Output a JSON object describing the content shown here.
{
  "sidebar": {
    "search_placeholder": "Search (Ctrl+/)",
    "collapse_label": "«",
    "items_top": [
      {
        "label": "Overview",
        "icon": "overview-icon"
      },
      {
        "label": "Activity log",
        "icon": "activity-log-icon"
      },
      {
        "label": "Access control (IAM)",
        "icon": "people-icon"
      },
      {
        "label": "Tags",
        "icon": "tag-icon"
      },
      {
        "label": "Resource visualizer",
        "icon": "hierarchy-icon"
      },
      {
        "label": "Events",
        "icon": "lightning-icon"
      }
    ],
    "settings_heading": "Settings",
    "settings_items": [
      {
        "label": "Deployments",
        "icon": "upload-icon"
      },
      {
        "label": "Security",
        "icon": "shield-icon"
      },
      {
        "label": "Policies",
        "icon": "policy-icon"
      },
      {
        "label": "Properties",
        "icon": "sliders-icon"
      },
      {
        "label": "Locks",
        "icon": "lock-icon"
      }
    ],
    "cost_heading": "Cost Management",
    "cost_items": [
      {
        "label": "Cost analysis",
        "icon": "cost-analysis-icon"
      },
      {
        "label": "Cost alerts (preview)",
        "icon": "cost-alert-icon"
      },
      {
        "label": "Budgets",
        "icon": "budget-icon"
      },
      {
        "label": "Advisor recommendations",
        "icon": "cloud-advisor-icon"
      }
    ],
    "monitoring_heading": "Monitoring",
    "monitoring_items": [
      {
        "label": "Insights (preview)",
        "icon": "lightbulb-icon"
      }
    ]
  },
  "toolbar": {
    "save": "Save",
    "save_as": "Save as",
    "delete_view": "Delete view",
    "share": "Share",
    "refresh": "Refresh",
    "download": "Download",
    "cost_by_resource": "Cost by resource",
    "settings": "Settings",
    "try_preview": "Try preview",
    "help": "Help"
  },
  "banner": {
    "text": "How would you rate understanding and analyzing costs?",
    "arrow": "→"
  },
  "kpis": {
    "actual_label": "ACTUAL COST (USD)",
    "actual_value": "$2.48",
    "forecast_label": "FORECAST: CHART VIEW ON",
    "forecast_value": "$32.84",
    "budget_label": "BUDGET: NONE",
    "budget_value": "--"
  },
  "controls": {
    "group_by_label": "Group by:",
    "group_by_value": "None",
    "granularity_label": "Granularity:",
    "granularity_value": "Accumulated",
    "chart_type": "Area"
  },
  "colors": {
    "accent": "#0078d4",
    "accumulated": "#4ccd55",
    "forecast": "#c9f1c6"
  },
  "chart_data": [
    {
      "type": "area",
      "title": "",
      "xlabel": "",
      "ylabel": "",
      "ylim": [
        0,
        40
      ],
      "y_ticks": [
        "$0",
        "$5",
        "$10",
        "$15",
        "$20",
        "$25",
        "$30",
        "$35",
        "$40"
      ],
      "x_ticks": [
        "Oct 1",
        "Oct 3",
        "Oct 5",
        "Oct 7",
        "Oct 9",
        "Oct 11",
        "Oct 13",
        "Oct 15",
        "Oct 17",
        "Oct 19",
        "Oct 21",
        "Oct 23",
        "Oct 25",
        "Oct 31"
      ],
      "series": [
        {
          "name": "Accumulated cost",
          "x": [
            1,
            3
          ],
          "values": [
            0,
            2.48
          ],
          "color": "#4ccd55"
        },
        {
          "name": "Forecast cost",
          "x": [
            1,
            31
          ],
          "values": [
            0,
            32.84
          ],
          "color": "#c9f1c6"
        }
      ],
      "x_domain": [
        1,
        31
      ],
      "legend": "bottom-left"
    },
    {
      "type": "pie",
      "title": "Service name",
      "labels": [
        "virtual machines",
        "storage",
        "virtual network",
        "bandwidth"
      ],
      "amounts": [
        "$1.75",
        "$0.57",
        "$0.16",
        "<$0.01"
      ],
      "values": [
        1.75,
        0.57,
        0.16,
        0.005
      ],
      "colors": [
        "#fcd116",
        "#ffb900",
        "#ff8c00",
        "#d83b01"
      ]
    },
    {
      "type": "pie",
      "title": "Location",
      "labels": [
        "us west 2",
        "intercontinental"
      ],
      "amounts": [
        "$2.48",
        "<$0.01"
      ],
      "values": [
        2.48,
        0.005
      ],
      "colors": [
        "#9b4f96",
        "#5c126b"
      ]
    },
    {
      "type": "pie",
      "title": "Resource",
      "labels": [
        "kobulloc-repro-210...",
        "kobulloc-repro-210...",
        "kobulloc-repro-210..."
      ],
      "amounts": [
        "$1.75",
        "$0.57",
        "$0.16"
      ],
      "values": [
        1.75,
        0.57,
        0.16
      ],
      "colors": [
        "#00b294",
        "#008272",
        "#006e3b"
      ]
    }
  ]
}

☆ ☆ ☆ ☆ ☆ ☆ ☆

* Work to be completed: Repeat the data above, word for word.

* Answer to this task:
Output a JSON object describing the content shown here.
{
  "sidebar": {
    "search_placeholder": "Search (Ctrl+/)",
    "collapse_label": "«",
    "items_top": [
      {
        "label": "Overview",
        "icon": "overview-icon"
      },
      {
        "label": "Activity log",
        "icon": "activity-log-icon"
      },
      {
        "label": "Access control (IAM)",
        "icon": "people-icon"
      },
      {
        "label": "Tags",
        "icon": "tag-icon"
      },
      {
        "label": "Resource visualizer",
        "icon": "hierarchy-icon"
      },
      {
        "label": "Events",
        "icon": "lightning-icon"
      }
    ],
    "settings_heading": "Settings",
    "settings_items": [
      {
        "label": "Deployments",
        "icon": "upload-icon"
      },
      {
        "label": "Security",
        "icon": "shield-icon"
      },
      {
        "label": "Policies",
        "icon": "policy-icon"
      },
      {
        "label": "Properties",
        "icon": "sliders-icon"
      },
      {
        "label": "Locks",
        "icon": "lock-icon"
      }
    ],
    "cost_heading": "Cost Management",
    "cost_items": [
      {
        "label": "Cost analysis",
        "icon": "cost-analysis-icon"
      },
      {
        "label": "Cost alerts (preview)",
        "icon": "cost-alert-icon"
      },
      {
        "label": "Budgets",
        "icon": "budget-icon"
      },
      {
        "label": "Advisor recommendations",
        "icon": "cloud-advisor-icon"
      }
    ],
    "monitoring_heading": "Monitoring",
    "monitoring_items": [
      {
        "label": "Insights (preview)",
        "icon": "lightbulb-icon"
      }
    ]
  },
  "toolbar": {
    "save": "Save",
    "save_as": "Save as",
    "delete_view": "Delete view",
    "share": "Share",
    "refresh": "Refresh",
    "download": "Download",
    "cost_by_resource": "Cost by resource",
    "settings": "Settings",
    "try_preview": "Try preview",
    "help": "Help"
  },
  "banner": {
    "text": "How would you rate understanding and analyzing costs?",
    "arrow": "→"
  },
  "kpis": {
    "actual_label": "ACTUAL COST (USD)",
    "actual_value": "$2.48",
    "forecast_label": "FORECAST: CHART VIEW ON",
    "forecast_value": "$32.84",
    "budget_label": "BUDGET: NONE",
    "budget_value": "--"
  },
  "controls": {
    "group_by_label": "Group by:",
    "group_by_value": "None",
    "granularity_label": "Granularity:",
    "granularity_value": "Accumulated",
    "chart_type": "Area"
  },
  "colors": {
    "accent": "#0078d4",
    "accumulated": "#4ccd55",
    "forecast": "#c9f1c6"
  },
  "chart_data": [
    {
      "type": "area",
      "title": "",
      "xlabel": "",
      "ylabel": "",
      "ylim": [
        0,
        40
      ],
      "y_ticks": [
        "$0",
        "$5",
        "$10",
        "$15",
        "$20",
        "$25",
        "$30",
        "$35",
        "$40"
      ],
      "x_ticks": [
        "Oct 1",
        "Oct 3",
        "Oct 5",
        "Oct 7",
        "Oct 9",
        "Oct 11",
        "Oct 13",
        "Oct 15",
        "Oct 17",
        "Oct 19",
        "Oct 21",
        "Oct 23",
        "Oct 25",
        "Oct 31"
      ],
      "series": [
        {
          "name": "Accumulated cost",
          "x": [
            1,
            3
          ],
          "values": [
            0,
            2.48
          ],
          "color": "#4ccd55"
        },
        {
          "name": "Forecast cost",
          "x": [
            1,
            31
          ],
          "values": [
            0,
            32.84
          ],
          "color": "#c9f1c6"
        }
      ],
      "x_domain": [
        1,
        31
      ],
      "legend": "bottom-left"
    },
    {
      "type": "pie",
      "title": "Service name",
      "labels": [
        "virtual machines",
        "storage",
        "virtual network",
        "bandwidth"
      ],
      "amounts": [
        "$1.75",
        "$0.57",
        "$0.16",
        "<$0.01"
      ],
      "values": [
        1.75,
        0.57,
        0.16,
        0.005
      ],
      "colors": [
        "#fcd116",
        "#ffb900",
        "#ff8c00",
        "#d83b01"
      ]
    },
    {
      "type": "pie",
      "title": "Location",
      "labels": [
        "us west 2",
        "intercontinental"
      ],
      "amounts": [
        "$2.48",
        "<$0.01"
      ],
      "values": [
        2.48,
        0.005
      ],
      "colors": [
        "#9b4f96",
        "#5c126b"
      ]
    },
    {
      "type": "pie",
      "title": "Resource",
      "labels": [
        "kobulloc-repro-210...",
        "kobulloc-repro-210...",
        "kobulloc-repro-210..."
      ],
      "amounts": [
        "$1.75",
        "$0.57",
        "$0.16"
      ],
      "values": [
        1.75,
        0.57,
        0.16
      ],
      "colors": [
        "#00b294",
        "#008272",
        "#006e3b"
      ]
    }
  ]
}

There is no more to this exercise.